____ Excerpt
Canada's apology a critical step for Aboriginal people



    COAST SALISH TRADITIONAL TERRITORY/WEST VANCOUVER, June 11 /CNW/ - First
Nations Leaders today welcomed Prime Minister Stephen Harper's statement of
apology on behalf of Canada for the government's role in the Indian
Residential School System. Today the Leadership Council stands in support of
residential school survivors and their families. This is also a day to
remember those who died because of the residential school system.
    "The full story of the residential school system's impact on our people
has yet to be told," said Grand Chief Edward John of the First Nations Summit.
"The responses to the apology are both individual and collective. It is
extremely important that we respect the many survivors who, in their own
discretion and time, will consider the Prime Minister's apology and determine
how, in their own interest, each of them will deal with it. Collectively, we
celebrate and stand on the dignity of who we are and celebrate our survival.
Together, we will build for our individual and collective well-being. We ask
Canadians to join with us in this important historical moment to talk about
and understand the depths and consequences of the multi-layered and
intergenerational impacts on our people."
    "Despite the best efforts of the residential school system to destroy our
language and culture, thanks to the resilience of the survivors and our
ancestors, our identity and culture is still very much alive today and will
continue to thrive, as will our languages, well into the future," said
Regional Chief A-in-chut (Shawn Atleo) of the BC Assembly of First Nations, "I
am hopeful today's apology can help the survivors in their individual journeys
towards healing and as my Granny Elsie says, that tomorrow all Canadians will
work together to 'turn this heavy page' of our dark history".
________
* _Parts of the exercise_:
[1] Write out the stretch of the apology release from "Canada's apology a" through "the residential school system.".
[2] Pull out each line of the entries containing the word "departure".
The apology release and the entries are unrelated material.
____ Entries supplied
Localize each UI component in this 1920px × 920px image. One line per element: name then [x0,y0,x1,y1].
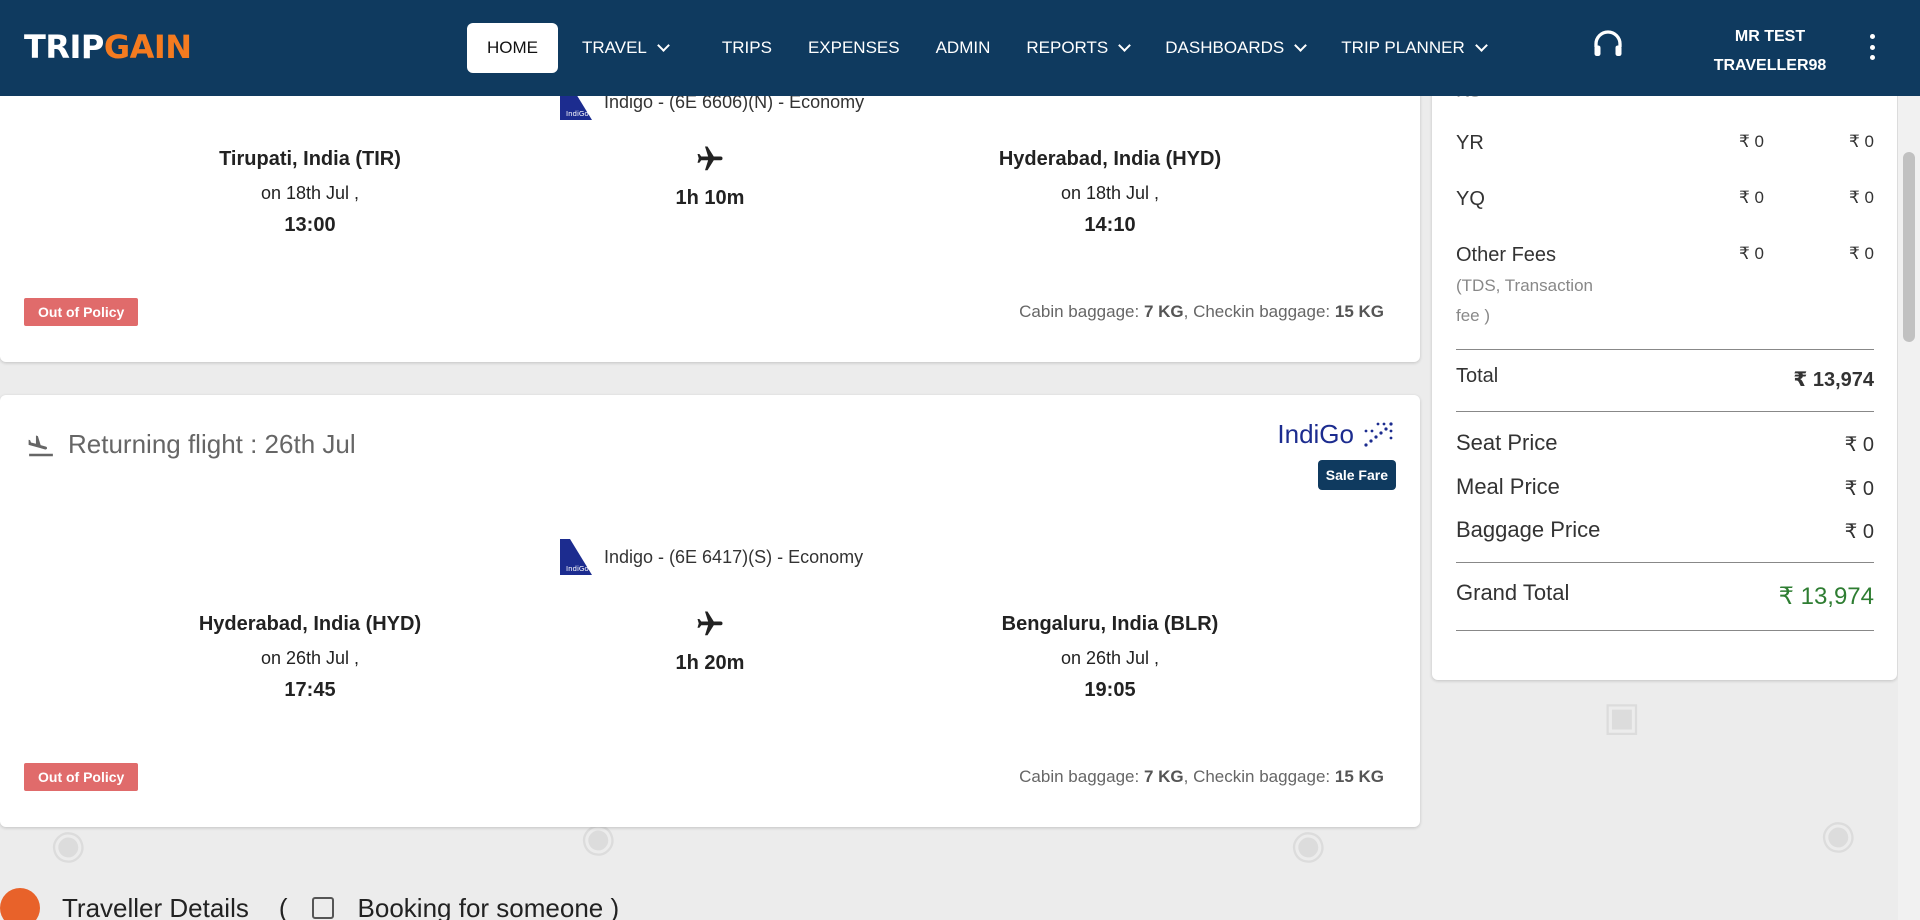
chevron-down-icon [1118,39,1132,52]
chevron-down-icon [1474,39,1488,52]
chevron-down-icon [1294,39,1308,52]
returning-duration: 1h 20m [640,609,780,675]
returning-departure: Hyderabad, India (HYD) on 26th Jul , 17:… [198,613,422,701]
svg-text:IndiGo: IndiGo [566,565,589,573]
onward-flight-card: IndiGo Indigo - (6E 6606)(N) - Economy T… [0,60,1420,362]
airplane-icon [697,611,723,636]
nav-trips[interactable]: TRIPS [704,23,790,73]
nav-travel[interactable]: TRAVEL [564,23,686,73]
indigo-airline-logo: IndiGo [1277,417,1396,451]
flight-land-icon [28,435,53,456]
svg-text:IndiGo: IndiGo [566,110,589,118]
fare-row-yq: YQ ₹ 0 ₹ 0 [1456,188,1874,210]
fare-summary-panel: K3 YR ₹ 0 ₹ 0 YQ ₹ 0 ₹ 0 Other Fees (TDS… [1432,60,1897,680]
chevron-down-icon [657,39,670,52]
fare-row-yr: YR ₹ 0 ₹ 0 [1456,132,1874,154]
tripgain-logo[interactable]: TRIPGAIN [24,28,192,66]
fare-total: Total ₹ 13,974 [1456,365,1874,391]
nav-expenses[interactable]: EXPENSES [790,23,918,73]
fare-seat-price: Seat Price ₹ 0 [1456,430,1874,456]
page-scrollbar[interactable] [1898,96,1920,920]
indigo-tail-icon: IndiGo [560,539,592,575]
indigo-plane-dots-icon [1364,422,1393,447]
fare-baggage-price: Baggage Price ₹ 0 [1456,517,1874,543]
fare-grand-total: Grand Total ₹ 13,974 [1456,580,1874,610]
more-options-icon[interactable] [1864,34,1880,60]
airplane-icon [697,146,723,171]
onward-arrival: Hyderabad, India (HYD) on 18th Jul , 14:… [998,148,1222,236]
out-of-policy-badge: Out of Policy [24,763,139,791]
nav-admin[interactable]: ADMIN [918,23,1009,73]
sale-fare-badge: Sale Fare [1317,460,1396,490]
nav-trip-planner[interactable]: TRIP PLANNER [1323,23,1503,73]
divider [1456,411,1874,412]
out-of-policy-badge: Out of Policy [24,298,139,326]
watermark-camera-icon: ◉ [1814,808,1861,862]
returning-baggage-info: Cabin baggage: 7 KG, Checkin baggage: 15… [1019,767,1384,786]
fare-row-other-fees: Other Fees (TDS, Transaction fee ) ₹ 0 ₹… [1456,244,1874,325]
scrollbar-thumb[interactable] [1903,152,1915,342]
returning-airline-info: IndiGo Indigo - (6E 6417)(S) - Economy [556,537,863,577]
returning-flight-title: Returning flight : 26th Jul [26,429,356,460]
divider [1456,630,1874,631]
headset-support-icon[interactable] [1590,26,1626,62]
nav-reports[interactable]: REPORTS [1008,23,1147,73]
divider [1456,349,1874,350]
main-nav: HOME TRAVEL TRIPS EXPENSES ADMIN REPORTS… [467,23,1504,73]
returning-arrival: Bengaluru, India (BLR) on 26th Jul , 19:… [1001,613,1219,701]
onward-duration: 1h 10m [640,144,780,210]
booking-for-someone-checkbox[interactable] [311,897,334,919]
top-navbar: TRIPGAIN HOME TRAVEL TRIPS EXPENSES ADMI… [0,0,1920,96]
returning-flight-card: Returning flight : 26th Jul IndiGo Sale … [0,395,1420,827]
nav-home[interactable]: HOME [467,23,558,73]
watermark-image-icon: ▣ [1603,695,1641,739]
traveller-details-header: Traveller Details ( Booking for someone … [0,888,619,920]
onward-departure: Tirupati, India (TIR) on 18th Jul , 13:0… [219,148,401,236]
onward-baggage-info: Cabin baggage: 7 KG, Checkin baggage: 15… [1019,302,1384,321]
fare-meal-price: Meal Price ₹ 0 [1456,474,1874,500]
nav-dashboards[interactable]: DASHBOARDS [1147,23,1323,73]
divider [1456,562,1874,563]
user-icon [0,888,40,920]
user-menu[interactable]: MR TEST TRAVELLER98 [1700,22,1840,80]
________
* _Solutions below_:
[1]
Canada's apology a critical step for Aboriginal people



    COAST SALISH TRADITIONAL TERRITORY/WEST VANCOUVER, June 11 /CNW/ - First
Nations Leaders today welcomed Prime Minister Stephen Harper's statement of
apology on behalf of Canada for the government's role in the Indian
Residential School System. Today the Leadership Council stands in support of
residential school survivors and their families. This is also a day to
remember those who died because of the residential school system.

[2]
returning-departure: Hyderabad, India (HYD) on 26th Jul , 17:… [198,613,422,701]
onward-departure: Tirupati, India (TIR) on 18th Jul , 13:0… [219,148,401,236]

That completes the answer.